→ **WHAT TO DO**
Write out every line of the data below word for word, leaving every character unchanged.

→ **DATA ROWS**
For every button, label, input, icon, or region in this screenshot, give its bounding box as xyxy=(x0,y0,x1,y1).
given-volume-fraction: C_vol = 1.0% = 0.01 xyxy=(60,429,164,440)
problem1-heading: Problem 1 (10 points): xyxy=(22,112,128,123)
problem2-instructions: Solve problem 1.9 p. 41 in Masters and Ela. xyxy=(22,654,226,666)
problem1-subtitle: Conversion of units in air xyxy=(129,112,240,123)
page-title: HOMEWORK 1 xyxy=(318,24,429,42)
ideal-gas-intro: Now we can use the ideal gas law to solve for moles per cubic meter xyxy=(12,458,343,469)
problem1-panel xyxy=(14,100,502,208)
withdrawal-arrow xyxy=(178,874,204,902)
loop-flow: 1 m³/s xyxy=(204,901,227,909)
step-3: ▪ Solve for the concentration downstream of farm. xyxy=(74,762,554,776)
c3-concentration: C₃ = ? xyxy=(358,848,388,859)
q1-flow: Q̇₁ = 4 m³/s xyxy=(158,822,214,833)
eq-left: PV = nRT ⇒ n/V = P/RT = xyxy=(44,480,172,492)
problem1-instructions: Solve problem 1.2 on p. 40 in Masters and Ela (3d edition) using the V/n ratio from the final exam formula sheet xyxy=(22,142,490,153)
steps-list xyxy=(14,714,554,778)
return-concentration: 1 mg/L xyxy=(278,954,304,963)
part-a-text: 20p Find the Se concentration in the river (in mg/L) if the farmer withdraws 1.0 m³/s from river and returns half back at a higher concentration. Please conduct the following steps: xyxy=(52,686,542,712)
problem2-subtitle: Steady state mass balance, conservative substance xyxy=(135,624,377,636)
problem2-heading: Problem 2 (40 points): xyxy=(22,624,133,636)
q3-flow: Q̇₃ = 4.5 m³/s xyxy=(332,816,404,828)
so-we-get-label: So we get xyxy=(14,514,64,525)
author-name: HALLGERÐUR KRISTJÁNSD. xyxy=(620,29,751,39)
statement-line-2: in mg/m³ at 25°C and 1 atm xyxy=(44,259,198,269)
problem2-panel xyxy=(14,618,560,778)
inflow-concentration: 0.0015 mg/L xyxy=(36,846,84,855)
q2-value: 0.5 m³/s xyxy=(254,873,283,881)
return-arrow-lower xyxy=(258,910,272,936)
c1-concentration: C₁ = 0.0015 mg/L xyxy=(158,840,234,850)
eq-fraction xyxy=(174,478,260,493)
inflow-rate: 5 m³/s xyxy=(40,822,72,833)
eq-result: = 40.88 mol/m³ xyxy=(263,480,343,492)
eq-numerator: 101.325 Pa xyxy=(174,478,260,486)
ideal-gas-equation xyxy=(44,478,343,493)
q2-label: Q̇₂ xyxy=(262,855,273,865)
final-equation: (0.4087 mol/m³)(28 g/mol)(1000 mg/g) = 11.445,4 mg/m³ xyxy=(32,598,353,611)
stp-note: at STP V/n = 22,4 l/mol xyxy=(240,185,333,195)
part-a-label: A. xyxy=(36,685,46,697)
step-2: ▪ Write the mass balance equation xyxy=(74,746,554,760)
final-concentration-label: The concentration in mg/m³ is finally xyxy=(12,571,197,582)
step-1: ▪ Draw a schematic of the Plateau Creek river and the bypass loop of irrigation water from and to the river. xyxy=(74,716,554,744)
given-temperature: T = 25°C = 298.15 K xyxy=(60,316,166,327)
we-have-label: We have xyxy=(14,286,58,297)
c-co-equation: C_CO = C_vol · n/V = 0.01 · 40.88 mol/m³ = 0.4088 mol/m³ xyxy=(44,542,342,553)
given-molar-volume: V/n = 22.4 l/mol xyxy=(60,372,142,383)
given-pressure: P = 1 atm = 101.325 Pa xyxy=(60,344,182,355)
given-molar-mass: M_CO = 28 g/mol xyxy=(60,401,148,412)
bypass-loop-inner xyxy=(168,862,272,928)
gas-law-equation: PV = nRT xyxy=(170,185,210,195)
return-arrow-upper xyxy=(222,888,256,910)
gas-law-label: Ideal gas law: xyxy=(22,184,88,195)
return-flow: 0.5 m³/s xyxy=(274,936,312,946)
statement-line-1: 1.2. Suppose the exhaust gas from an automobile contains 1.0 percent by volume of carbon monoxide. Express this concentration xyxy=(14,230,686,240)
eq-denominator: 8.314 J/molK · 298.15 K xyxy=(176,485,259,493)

→ **ANSWER FOR THIS EXERCISE**
For every button, label, input, icon, or region in this screenshot, give its bounding box as xyxy=(x0,y0,x1,y1).
given-volume-fraction: C_vol = 1.0% = 0.01 xyxy=(60,429,164,440)
problem1-heading: Problem 1 (10 points): xyxy=(22,112,128,123)
problem2-instructions: Solve problem 1.9 p. 41 in Masters and Ela. xyxy=(22,654,226,666)
problem1-subtitle: Conversion of units in air xyxy=(129,112,240,123)
page-title: HOMEWORK 1 xyxy=(318,24,429,42)
ideal-gas-intro: Now we can use the ideal gas law to solve for moles per cubic meter xyxy=(12,458,343,469)
problem1-panel xyxy=(14,100,502,208)
withdrawal-arrow xyxy=(178,874,204,902)
loop-flow: 1 m³/s xyxy=(204,901,227,909)
step-3: ▪ Solve for the concentration downstream of farm. xyxy=(74,762,554,776)
c3-concentration: C₃ = ? xyxy=(358,848,388,859)
q1-flow: Q̇₁ = 4 m³/s xyxy=(158,822,214,833)
eq-left: PV = nRT ⇒ n/V = P/RT = xyxy=(44,480,172,492)
problem1-instructions: Solve problem 1.2 on p. 40 in Masters and Ela (3d edition) using the V/n ratio from the final exam formula sheet xyxy=(22,142,490,153)
steps-list xyxy=(14,714,554,778)
return-concentration: 1 mg/L xyxy=(278,954,304,963)
part-a-text: 20p Find the Se concentration in the river (in mg/L) if the farmer withdraws 1.0 m³/s from river and returns half back at a higher concentration. Please conduct the following steps: xyxy=(52,686,542,712)
problem2-subtitle: Steady state mass balance, conservative substance xyxy=(135,624,377,636)
problem2-heading: Problem 2 (40 points): xyxy=(22,624,133,636)
q3-flow: Q̇₃ = 4.5 m³/s xyxy=(332,816,404,828)
so-we-get-label: So we get xyxy=(14,514,64,525)
author-name: HALLGERÐUR KRISTJÁNSD. xyxy=(620,29,751,39)
statement-line-2: in mg/m³ at 25°C and 1 atm xyxy=(44,259,198,269)
problem2-panel xyxy=(14,618,560,778)
inflow-concentration: 0.0015 mg/L xyxy=(36,846,84,855)
q2-value: 0.5 m³/s xyxy=(254,873,283,881)
return-arrow-lower xyxy=(258,910,272,936)
c1-concentration: C₁ = 0.0015 mg/L xyxy=(158,840,234,850)
eq-fraction xyxy=(174,478,260,493)
inflow-rate: 5 m³/s xyxy=(40,822,72,833)
eq-result: = 40.88 mol/m³ xyxy=(263,480,343,492)
eq-numerator: 101.325 Pa xyxy=(174,478,260,486)
ideal-gas-equation xyxy=(44,478,343,493)
q2-label: Q̇₂ xyxy=(262,855,273,865)
final-equation: (0.4087 mol/m³)(28 g/mol)(1000 mg/g) = 11.445,4 mg/m³ xyxy=(32,598,353,611)
stp-note: at STP V/n = 22,4 l/mol xyxy=(240,185,333,195)
part-a-label: A. xyxy=(36,685,46,697)
step-2: ▪ Write the mass balance equation xyxy=(74,746,554,760)
final-concentration-label: The concentration in mg/m³ is finally xyxy=(12,571,197,582)
step-1: ▪ Draw a schematic of the Plateau Creek river and the bypass loop of irrigation water from and to the river. xyxy=(74,716,554,744)
given-temperature: T = 25°C = 298.15 K xyxy=(60,316,166,327)
we-have-label: We have xyxy=(14,286,58,297)
c-co-equation: C_CO = C_vol · n/V = 0.01 · 40.88 mol/m³ = 0.4088 mol/m³ xyxy=(44,542,342,553)
given-molar-volume: V/n = 22.4 l/mol xyxy=(60,372,142,383)
given-pressure: P = 1 atm = 101.325 Pa xyxy=(60,344,182,355)
given-molar-mass: M_CO = 28 g/mol xyxy=(60,401,148,412)
bypass-loop-inner xyxy=(168,862,272,928)
gas-law-equation: PV = nRT xyxy=(170,185,210,195)
return-arrow-upper xyxy=(222,888,256,910)
gas-law-label: Ideal gas law: xyxy=(22,184,88,195)
return-flow: 0.5 m³/s xyxy=(274,936,312,946)
statement-line-1: 1.2. Suppose the exhaust gas from an automobile contains 1.0 percent by volume of carbon monoxide. Express this concentration xyxy=(14,230,686,240)
eq-denominator: 8.314 J/molK · 298.15 K xyxy=(176,485,259,493)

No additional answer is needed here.